> **Data section**:
....................

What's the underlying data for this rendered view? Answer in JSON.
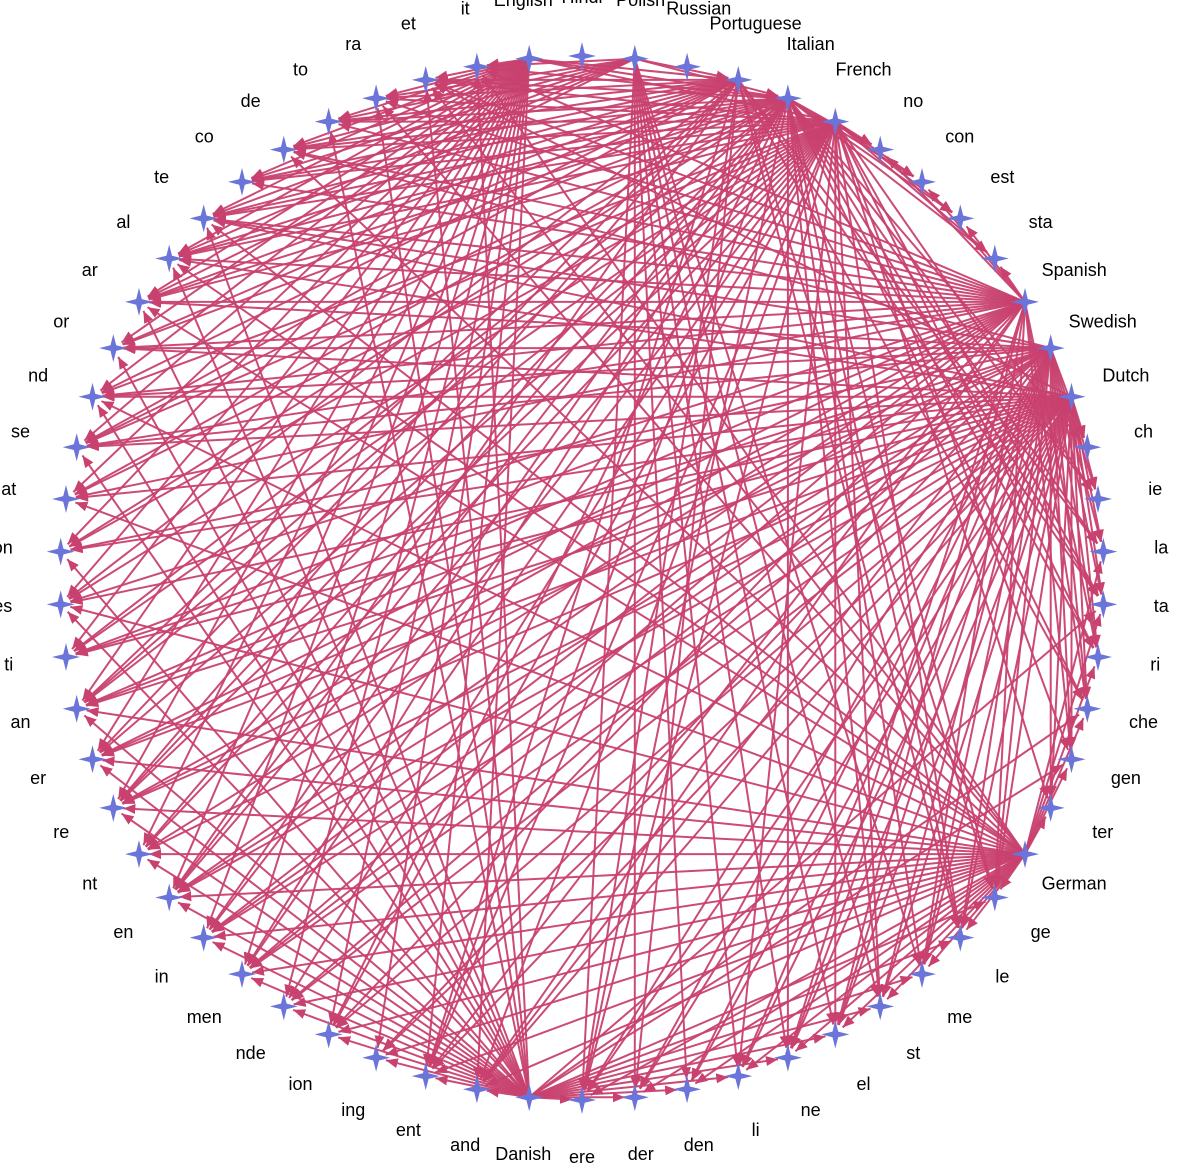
{
  "diagram": {
    "type": "directed-graph",
    "layout": "circular",
    "colors": {
      "edge": "#c8416f",
      "node": "#6b74d8",
      "label": "#000000",
      "background": "#ffffff"
    },
    "node_shape": "four-point-star",
    "nodes": [
      "Hindi",
      "Polish",
      "Russian",
      "Portuguese",
      "Italian",
      "French",
      "no",
      "con",
      "est",
      "sta",
      "Spanish",
      "Swedish",
      "Dutch",
      "ch",
      "ie",
      "la",
      "ta",
      "ri",
      "che",
      "gen",
      "ter",
      "German",
      "ge",
      "le",
      "me",
      "st",
      "el",
      "ne",
      "li",
      "den",
      "der",
      "ere",
      "Danish",
      "and",
      "ent",
      "ing",
      "ion",
      "nde",
      "men",
      "in",
      "en",
      "nt",
      "re",
      "er",
      "an",
      "ti",
      "es",
      "on",
      "at",
      "se",
      "nd",
      "or",
      "ar",
      "al",
      "te",
      "co",
      "de",
      "to",
      "ra",
      "et",
      "it",
      "English"
    ],
    "edges": [
      [
        "English",
        "it"
      ],
      [
        "English",
        "et"
      ],
      [
        "English",
        "ra"
      ],
      [
        "English",
        "to"
      ],
      [
        "English",
        "de"
      ],
      [
        "English",
        "co"
      ],
      [
        "English",
        "te"
      ],
      [
        "English",
        "al"
      ],
      [
        "English",
        "ar"
      ],
      [
        "English",
        "or"
      ],
      [
        "English",
        "nd"
      ],
      [
        "English",
        "se"
      ],
      [
        "English",
        "at"
      ],
      [
        "English",
        "on"
      ],
      [
        "English",
        "es"
      ],
      [
        "English",
        "ti"
      ],
      [
        "English",
        "an"
      ],
      [
        "English",
        "er"
      ],
      [
        "English",
        "re"
      ],
      [
        "English",
        "nt"
      ],
      [
        "English",
        "en"
      ],
      [
        "English",
        "in"
      ],
      [
        "English",
        "men"
      ],
      [
        "English",
        "nde"
      ],
      [
        "English",
        "ion"
      ],
      [
        "English",
        "ing"
      ],
      [
        "English",
        "ent"
      ],
      [
        "English",
        "and"
      ],
      [
        "English",
        "Italian"
      ],
      [
        "English",
        "Portuguese"
      ],
      [
        "English",
        "French"
      ],
      [
        "Polish",
        "it"
      ],
      [
        "Polish",
        "ra"
      ],
      [
        "Polish",
        "to"
      ],
      [
        "Polish",
        "de"
      ],
      [
        "Polish",
        "co"
      ],
      [
        "Polish",
        "te"
      ],
      [
        "Polish",
        "al"
      ],
      [
        "Polish",
        "ar"
      ],
      [
        "Polish",
        "Portuguese"
      ],
      [
        "Polish",
        "Italian"
      ],
      [
        "Polish",
        "ne"
      ],
      [
        "Polish",
        "li"
      ],
      [
        "Polish",
        "el"
      ],
      [
        "Polish",
        "st"
      ],
      [
        "Polish",
        "me"
      ],
      [
        "Polish",
        "den"
      ],
      [
        "Polish",
        "der"
      ],
      [
        "Polish",
        "ere"
      ],
      [
        "Portuguese",
        "et"
      ],
      [
        "Portuguese",
        "ra"
      ],
      [
        "Portuguese",
        "to"
      ],
      [
        "Portuguese",
        "de"
      ],
      [
        "Portuguese",
        "co"
      ],
      [
        "Portuguese",
        "te"
      ],
      [
        "Portuguese",
        "al"
      ],
      [
        "Portuguese",
        "ar"
      ],
      [
        "Portuguese",
        "or"
      ],
      [
        "Portuguese",
        "nd"
      ],
      [
        "Portuguese",
        "se"
      ],
      [
        "Portuguese",
        "es"
      ],
      [
        "Portuguese",
        "an"
      ],
      [
        "Portuguese",
        "er"
      ],
      [
        "Portuguese",
        "re"
      ],
      [
        "Portuguese",
        "en"
      ],
      [
        "Portuguese",
        "ent"
      ],
      [
        "Portuguese",
        "ere"
      ],
      [
        "Portuguese",
        "der"
      ],
      [
        "Portuguese",
        "le"
      ],
      [
        "Portuguese",
        "ge"
      ],
      [
        "Portuguese",
        "che"
      ],
      [
        "Portuguese",
        "ta"
      ],
      [
        "Portuguese",
        "la"
      ],
      [
        "Italian",
        "it"
      ],
      [
        "Italian",
        "et"
      ],
      [
        "Italian",
        "to"
      ],
      [
        "Italian",
        "de"
      ],
      [
        "Italian",
        "co"
      ],
      [
        "Italian",
        "te"
      ],
      [
        "Italian",
        "al"
      ],
      [
        "Italian",
        "ar"
      ],
      [
        "Italian",
        "or"
      ],
      [
        "Italian",
        "se"
      ],
      [
        "Italian",
        "at"
      ],
      [
        "Italian",
        "on"
      ],
      [
        "Italian",
        "ti"
      ],
      [
        "Italian",
        "an"
      ],
      [
        "Italian",
        "re"
      ],
      [
        "Italian",
        "nt"
      ],
      [
        "Italian",
        "en"
      ],
      [
        "Italian",
        "in"
      ],
      [
        "Italian",
        "men"
      ],
      [
        "Italian",
        "ion"
      ],
      [
        "Italian",
        "ent"
      ],
      [
        "Italian",
        "ere"
      ],
      [
        "Italian",
        "ne"
      ],
      [
        "Italian",
        "st"
      ],
      [
        "Italian",
        "me"
      ],
      [
        "Italian",
        "le"
      ],
      [
        "Italian",
        "ge"
      ],
      [
        "Italian",
        "che"
      ],
      [
        "Italian",
        "ri"
      ],
      [
        "Italian",
        "ta"
      ],
      [
        "Italian",
        "la"
      ],
      [
        "Italian",
        "ie"
      ],
      [
        "Italian",
        "ch"
      ],
      [
        "Italian",
        "no"
      ],
      [
        "Italian",
        "con"
      ],
      [
        "Italian",
        "est"
      ],
      [
        "Italian",
        "sta"
      ],
      [
        "French",
        "et"
      ],
      [
        "French",
        "ra"
      ],
      [
        "French",
        "to"
      ],
      [
        "French",
        "de"
      ],
      [
        "French",
        "co"
      ],
      [
        "French",
        "te"
      ],
      [
        "French",
        "al"
      ],
      [
        "French",
        "ar"
      ],
      [
        "French",
        "nd"
      ],
      [
        "French",
        "se"
      ],
      [
        "French",
        "at"
      ],
      [
        "French",
        "on"
      ],
      [
        "French",
        "es"
      ],
      [
        "French",
        "ti"
      ],
      [
        "French",
        "an"
      ],
      [
        "French",
        "er"
      ],
      [
        "French",
        "re"
      ],
      [
        "French",
        "nt"
      ],
      [
        "French",
        "en"
      ],
      [
        "French",
        "in"
      ],
      [
        "French",
        "men"
      ],
      [
        "French",
        "nde"
      ],
      [
        "French",
        "ion"
      ],
      [
        "French",
        "ent"
      ],
      [
        "French",
        "and"
      ],
      [
        "French",
        "ere"
      ],
      [
        "French",
        "li"
      ],
      [
        "French",
        "el"
      ],
      [
        "French",
        "st"
      ],
      [
        "French",
        "le"
      ],
      [
        "French",
        "gen"
      ],
      [
        "French",
        "ter"
      ],
      [
        "French",
        "ri"
      ],
      [
        "French",
        "ta"
      ],
      [
        "French",
        "ie"
      ],
      [
        "French",
        "no"
      ],
      [
        "French",
        "con"
      ],
      [
        "French",
        "est"
      ],
      [
        "French",
        "sta"
      ],
      [
        "Spanish",
        "it"
      ],
      [
        "Spanish",
        "et"
      ],
      [
        "Spanish",
        "ra"
      ],
      [
        "Spanish",
        "to"
      ],
      [
        "Spanish",
        "de"
      ],
      [
        "Spanish",
        "co"
      ],
      [
        "Spanish",
        "te"
      ],
      [
        "Spanish",
        "al"
      ],
      [
        "Spanish",
        "ar"
      ],
      [
        "Spanish",
        "or"
      ],
      [
        "Spanish",
        "nd"
      ],
      [
        "Spanish",
        "se"
      ],
      [
        "Spanish",
        "at"
      ],
      [
        "Spanish",
        "es"
      ],
      [
        "Spanish",
        "ti"
      ],
      [
        "Spanish",
        "an"
      ],
      [
        "Spanish",
        "er"
      ],
      [
        "Spanish",
        "re"
      ],
      [
        "Spanish",
        "nt"
      ],
      [
        "Spanish",
        "en"
      ],
      [
        "Spanish",
        "in"
      ],
      [
        "Spanish",
        "men"
      ],
      [
        "Spanish",
        "ion"
      ],
      [
        "Spanish",
        "ent"
      ],
      [
        "Spanish",
        "and"
      ],
      [
        "Spanish",
        "el"
      ],
      [
        "Spanish",
        "ne"
      ],
      [
        "Spanish",
        "me"
      ],
      [
        "Spanish",
        "ge"
      ],
      [
        "Spanish",
        "ri"
      ],
      [
        "Spanish",
        "che"
      ],
      [
        "Spanish",
        "gen"
      ],
      [
        "Spanish",
        "con"
      ],
      [
        "Spanish",
        "est"
      ],
      [
        "Spanish",
        "sta"
      ],
      [
        "Spanish",
        "no"
      ],
      [
        "Swedish",
        "de"
      ],
      [
        "Swedish",
        "te"
      ],
      [
        "Swedish",
        "ar"
      ],
      [
        "Swedish",
        "or"
      ],
      [
        "Swedish",
        "nd"
      ],
      [
        "Swedish",
        "se"
      ],
      [
        "Swedish",
        "on"
      ],
      [
        "Swedish",
        "ti"
      ],
      [
        "Swedish",
        "an"
      ],
      [
        "Swedish",
        "er"
      ],
      [
        "Swedish",
        "re"
      ],
      [
        "Swedish",
        "en"
      ],
      [
        "Swedish",
        "in"
      ],
      [
        "Swedish",
        "men"
      ],
      [
        "Swedish",
        "nde"
      ],
      [
        "Swedish",
        "ing"
      ],
      [
        "Swedish",
        "and"
      ],
      [
        "Swedish",
        "ere"
      ],
      [
        "Swedish",
        "der"
      ],
      [
        "Swedish",
        "den"
      ],
      [
        "Swedish",
        "li"
      ],
      [
        "Swedish",
        "ne"
      ],
      [
        "Swedish",
        "el"
      ],
      [
        "Swedish",
        "st"
      ],
      [
        "Swedish",
        "me"
      ],
      [
        "Swedish",
        "le"
      ],
      [
        "Swedish",
        "ge"
      ],
      [
        "Swedish",
        "ter"
      ],
      [
        "Swedish",
        "gen"
      ],
      [
        "Swedish",
        "che"
      ],
      [
        "Swedish",
        "ri"
      ],
      [
        "Swedish",
        "ta"
      ],
      [
        "Swedish",
        "la"
      ],
      [
        "Swedish",
        "ie"
      ],
      [
        "Swedish",
        "ch"
      ],
      [
        "Dutch",
        "et"
      ],
      [
        "Dutch",
        "te"
      ],
      [
        "Dutch",
        "al"
      ],
      [
        "Dutch",
        "or"
      ],
      [
        "Dutch",
        "nd"
      ],
      [
        "Dutch",
        "se"
      ],
      [
        "Dutch",
        "at"
      ],
      [
        "Dutch",
        "on"
      ],
      [
        "Dutch",
        "es"
      ],
      [
        "Dutch",
        "ti"
      ],
      [
        "Dutch",
        "an"
      ],
      [
        "Dutch",
        "er"
      ],
      [
        "Dutch",
        "re"
      ],
      [
        "Dutch",
        "nt"
      ],
      [
        "Dutch",
        "en"
      ],
      [
        "Dutch",
        "in"
      ],
      [
        "Dutch",
        "men"
      ],
      [
        "Dutch",
        "nde"
      ],
      [
        "Dutch",
        "ion"
      ],
      [
        "Dutch",
        "ing"
      ],
      [
        "Dutch",
        "ent"
      ],
      [
        "Dutch",
        "and"
      ],
      [
        "Dutch",
        "ere"
      ],
      [
        "Dutch",
        "der"
      ],
      [
        "Dutch",
        "den"
      ],
      [
        "Dutch",
        "li"
      ],
      [
        "Dutch",
        "ne"
      ],
      [
        "Dutch",
        "el"
      ],
      [
        "Dutch",
        "st"
      ],
      [
        "Dutch",
        "me"
      ],
      [
        "Dutch",
        "le"
      ],
      [
        "Dutch",
        "ge"
      ],
      [
        "Dutch",
        "ter"
      ],
      [
        "Dutch",
        "gen"
      ],
      [
        "Dutch",
        "che"
      ],
      [
        "Dutch",
        "ri"
      ],
      [
        "Dutch",
        "ta"
      ],
      [
        "Dutch",
        "la"
      ],
      [
        "Dutch",
        "ie"
      ],
      [
        "Dutch",
        "ch"
      ],
      [
        "German",
        "it"
      ],
      [
        "German",
        "et"
      ],
      [
        "German",
        "ra"
      ],
      [
        "German",
        "de"
      ],
      [
        "German",
        "te"
      ],
      [
        "German",
        "al"
      ],
      [
        "German",
        "ar"
      ],
      [
        "German",
        "nd"
      ],
      [
        "German",
        "at"
      ],
      [
        "German",
        "es"
      ],
      [
        "German",
        "an"
      ],
      [
        "German",
        "er"
      ],
      [
        "German",
        "re"
      ],
      [
        "German",
        "nt"
      ],
      [
        "German",
        "en"
      ],
      [
        "German",
        "in"
      ],
      [
        "German",
        "men"
      ],
      [
        "German",
        "nde"
      ],
      [
        "German",
        "ion"
      ],
      [
        "German",
        "ing"
      ],
      [
        "German",
        "ent"
      ],
      [
        "German",
        "and"
      ],
      [
        "German",
        "ere"
      ],
      [
        "German",
        "der"
      ],
      [
        "German",
        "den"
      ],
      [
        "German",
        "li"
      ],
      [
        "German",
        "ne"
      ],
      [
        "German",
        "el"
      ],
      [
        "German",
        "st"
      ],
      [
        "German",
        "me"
      ],
      [
        "German",
        "le"
      ],
      [
        "German",
        "ge"
      ],
      [
        "German",
        "ter"
      ],
      [
        "German",
        "gen"
      ],
      [
        "German",
        "che"
      ],
      [
        "German",
        "ri"
      ],
      [
        "German",
        "ta"
      ],
      [
        "German",
        "la"
      ],
      [
        "Danish",
        "it"
      ],
      [
        "Danish",
        "et"
      ],
      [
        "Danish",
        "ra"
      ],
      [
        "Danish",
        "to"
      ],
      [
        "Danish",
        "te"
      ],
      [
        "Danish",
        "al"
      ],
      [
        "Danish",
        "ar"
      ],
      [
        "Danish",
        "or"
      ],
      [
        "Danish",
        "nd"
      ],
      [
        "Danish",
        "se"
      ],
      [
        "Danish",
        "on"
      ],
      [
        "Danish",
        "es"
      ],
      [
        "Danish",
        "an"
      ],
      [
        "Danish",
        "er"
      ],
      [
        "Danish",
        "re"
      ],
      [
        "Danish",
        "nt"
      ],
      [
        "Danish",
        "en"
      ],
      [
        "Danish",
        "in"
      ],
      [
        "Danish",
        "men"
      ],
      [
        "Danish",
        "nde"
      ],
      [
        "Danish",
        "ion"
      ],
      [
        "Danish",
        "ing"
      ],
      [
        "Danish",
        "ent"
      ],
      [
        "Danish",
        "and"
      ],
      [
        "Danish",
        "ere"
      ],
      [
        "Danish",
        "der"
      ],
      [
        "Danish",
        "den"
      ],
      [
        "Danish",
        "li"
      ],
      [
        "Danish",
        "ne"
      ],
      [
        "Danish",
        "el"
      ],
      [
        "Danish",
        "st"
      ],
      [
        "Danish",
        "me"
      ],
      [
        "Danish",
        "le"
      ],
      [
        "Danish",
        "ge"
      ],
      [
        "Danish",
        "gen"
      ],
      [
        "Danish",
        "che"
      ],
      [
        "Danish",
        "ta"
      ]
    ]
  }
}
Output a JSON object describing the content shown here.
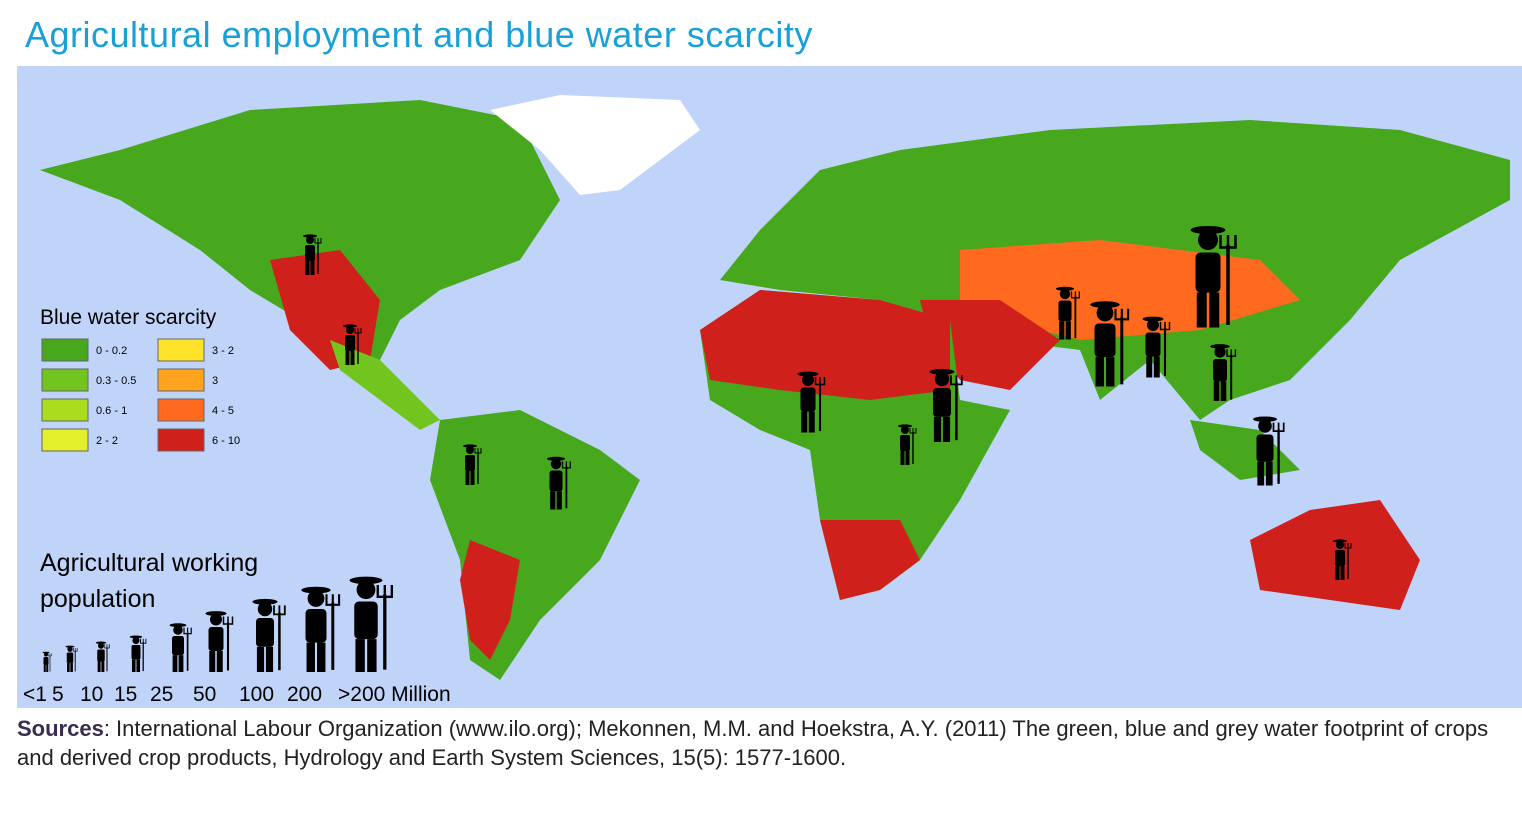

....................

> **What you have to do**: Pull every line containing the word "JSON" out of the entries above.

> **Exercise answer**:
What's the underlying data for this rendered view? Answer in JSON.
Output a JSON object describing the content shown here.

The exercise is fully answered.